Your objective: Omit all images. Write out the rest of the material exactly.

>> START Entries supplied

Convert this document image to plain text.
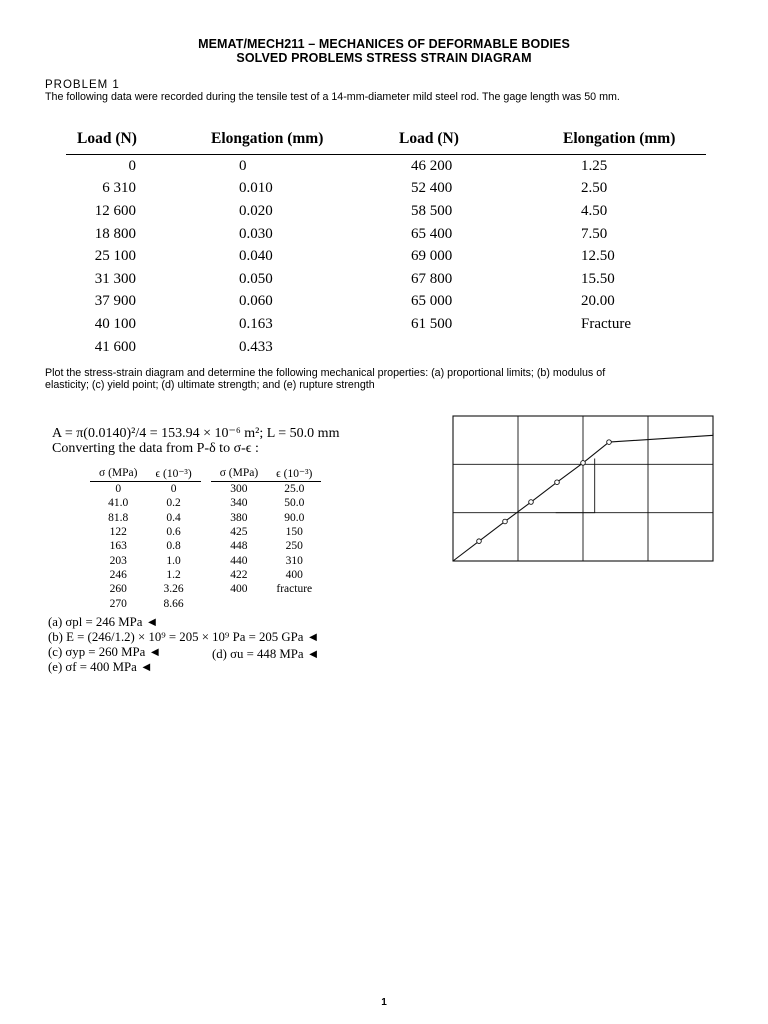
MEMAT/MECH211 – MECHANICES OF DEFORMABLE BODIES
SOLVED PROBLEMS STRESS STRAIN DIAGRAM
PROBLEM 1
The following data were recorded during the tensile test of a 14-mm-diameter mild steel rod. The gage length was 50 mm.
Load (N)	Elongation (mm)	Load (N)	Elongation (mm)
0	0	46 200	1.25
6 310	0.010	52 400	2.50
12 600	0.020	58 500	4.50
18 800	0.030	65 400	7.50
25 100	0.040	69 000	12.50
31 300	0.050	67 800	15.50
37 900	0.060	65 000	20.00
40 100	0.163	61 500	Fracture
41 600	0.433		
Plot the stress-strain diagram and determine the following mechanical properties: (a) proportional limits; (b) modulus of
elasticity; (c) yield point; (d) ultimate strength; and (e) rupture strength
A = π(0.0140)²/4 = 153.94 × 10⁻⁶ m²; L = 50.0 mm
Converting the data from P-δ to σ-ϵ :
σ (MPa)	ϵ (10⁻³)		σ (MPa)	ϵ (10⁻³)
0	0		300	25.0
41.0	0.2		340	50.0
81.8	0.4		380	90.0
122	0.6		425	150
163	0.8		448	250
203	1.0		440	310
246	1.2		422	400
260	3.26		400	fracture
270	8.66			
(a) σpl = 246 MPa ◄
(b) E = (246/1.2) × 10⁹ = 205 × 10⁹ Pa = 205 GPa ◄
(c) σyp = 260 MPa ◄	(d) σu = 448 MPa ◄
(e) σf = 400 MPa ◄
1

>> END Entries supplied

Finished exercise:
Convert this document image to plain text.
MEMAT/MECH211 – MECHANICES OF DEFORMABLE BODIES
SOLVED PROBLEMS STRESS STRAIN DIAGRAM
PROBLEM 1
The following data were recorded during the tensile test of a 14-mm-diameter mild steel rod. The gage length was 50 mm.
Load (N)	Elongation (mm)	Load (N)	Elongation (mm)
0	0	46 200	1.25
6 310	0.010	52 400	2.50
12 600	0.020	58 500	4.50
18 800	0.030	65 400	7.50
25 100	0.040	69 000	12.50
31 300	0.050	67 800	15.50
37 900	0.060	65 000	20.00
40 100	0.163	61 500	Fracture
41 600	0.433		
Plot the stress-strain diagram and determine the following mechanical properties: (a) proportional limits; (b) modulus of
elasticity; (c) yield point; (d) ultimate strength; and (e) rupture strength
A = π(0.0140)²/4 = 153.94 × 10⁻⁶ m²; L = 50.0 mm
Converting the data from P-δ to σ-ϵ :
σ (MPa)	ϵ (10⁻³)		σ (MPa)	ϵ (10⁻³)
0	0		300	25.0
41.0	0.2		340	50.0
81.8	0.4		380	90.0
122	0.6		425	150
163	0.8		448	250
203	1.0		440	310
246	1.2		422	400
260	3.26		400	fracture
270	8.66			
(a) σpl = 246 MPa ◄
(b) E = (246/1.2) × 10⁹ = 205 × 10⁹ Pa = 205 GPa ◄
(c) σyp = 260 MPa ◄	(d) σu = 448 MPa ◄
(e) σf = 400 MPa ◄
1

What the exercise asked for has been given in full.